— Begin Records for the task —
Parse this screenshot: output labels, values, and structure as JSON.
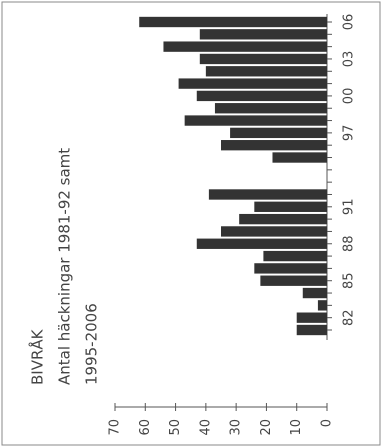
{
  "chart_data": {
    "type": "bar",
    "orientation": "rotated",
    "title": "BIVRÅK",
    "subtitle": "Antal häckningar 1981-92 samt",
    "subtitle2": "1995-2006",
    "categories": [
      null,
      "82",
      null,
      null,
      "85",
      null,
      null,
      "88",
      null,
      null,
      "91",
      null,
      null,
      null,
      null,
      null,
      "97",
      null,
      null,
      "00",
      null,
      null,
      "03",
      null,
      null,
      "06"
    ],
    "values": [
      10,
      10,
      3,
      8,
      22,
      24,
      21,
      43,
      35,
      29,
      24,
      39,
      null,
      null,
      18,
      35,
      32,
      47,
      37,
      43,
      49,
      40,
      42,
      54,
      42,
      62
    ],
    "color": "#333333",
    "ylim": [
      0,
      70
    ],
    "yticks": [
      0,
      10,
      20,
      30,
      40,
      50,
      60,
      70
    ]
  }
}
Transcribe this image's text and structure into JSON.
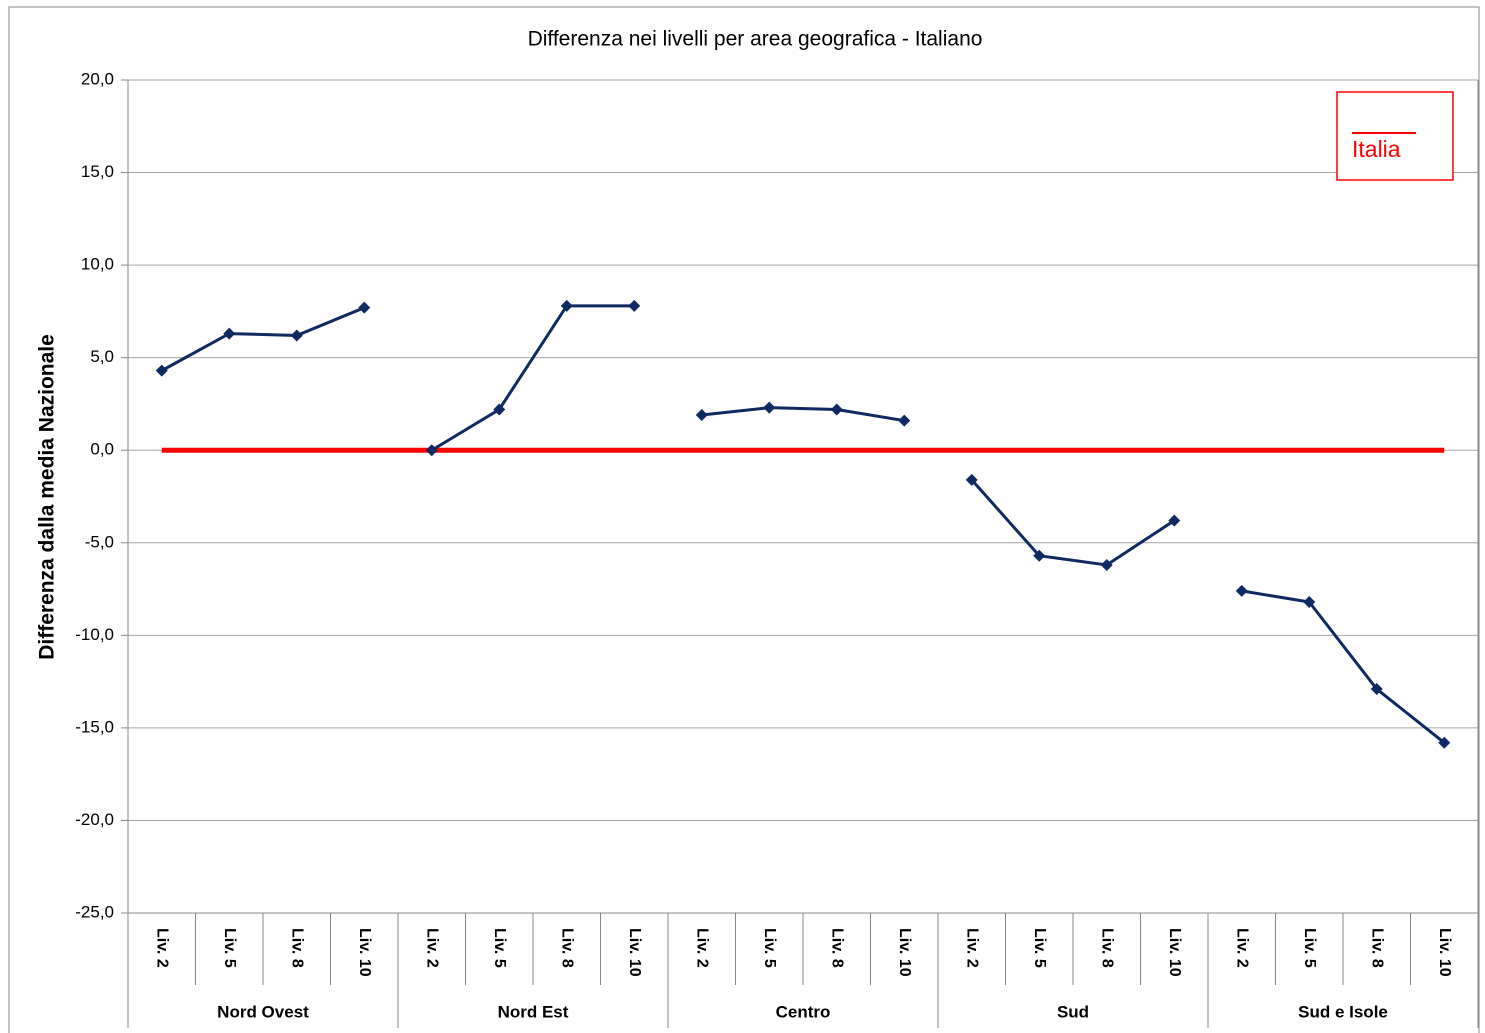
{
  "chart_data": {
    "type": "line",
    "title": "Differenza nei livelli per area geografica - Italiano",
    "y_label": "Differenza dalla media Nazionale",
    "groups_color": "#0f2a62",
    "groups": [
      {
        "name": "Nord Ovest",
        "categories": [
          "Liv. 2",
          "Liv. 5",
          "Liv. 8",
          "Liv. 10"
        ],
        "values": [
          4.3,
          6.3,
          6.2,
          7.7
        ]
      },
      {
        "name": "Nord Est",
        "categories": [
          "Liv. 2",
          "Liv. 5",
          "Liv. 8",
          "Liv. 10"
        ],
        "values": [
          0.0,
          2.2,
          7.8,
          7.8
        ]
      },
      {
        "name": "Centro",
        "categories": [
          "Liv. 2",
          "Liv. 5",
          "Liv. 8",
          "Liv. 10"
        ],
        "values": [
          1.9,
          2.3,
          2.2,
          1.6
        ]
      },
      {
        "name": "Sud",
        "categories": [
          "Liv. 2",
          "Liv. 5",
          "Liv. 8",
          "Liv. 10"
        ],
        "values": [
          -1.6,
          -5.7,
          -6.2,
          -3.8
        ]
      },
      {
        "name": "Sud e Isole",
        "categories": [
          "Liv. 2",
          "Liv. 5",
          "Liv. 8",
          "Liv. 10"
        ],
        "values": [
          -7.6,
          -8.2,
          -12.9,
          -15.8
        ]
      }
    ],
    "series": [
      {
        "name": "Italia",
        "color": "#ff0000",
        "values": [
          0,
          0,
          0,
          0,
          0,
          0,
          0,
          0,
          0,
          0,
          0,
          0,
          0,
          0,
          0,
          0,
          0,
          0,
          0,
          0
        ]
      }
    ],
    "ylim": [
      -25,
      20
    ],
    "yticks": [
      {
        "value": -25,
        "label": "-25,0"
      },
      {
        "value": -20,
        "label": "-20,0"
      },
      {
        "value": -15,
        "label": "-15,0"
      },
      {
        "value": -10,
        "label": "-10,0"
      },
      {
        "value": -5,
        "label": "-5,0"
      },
      {
        "value": 0,
        "label": "0,0"
      },
      {
        "value": 5,
        "label": "5,0"
      },
      {
        "value": 10,
        "label": "10,0"
      },
      {
        "value": 15,
        "label": "15,0"
      },
      {
        "value": 20,
        "label": "20,0"
      }
    ],
    "grid": true,
    "legend": "upper right"
  }
}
— End Records for the task —
> _Work to complete_
Only the number is wanted: how many lines in the preceding entries hold the string "name"?

> _Full response_
6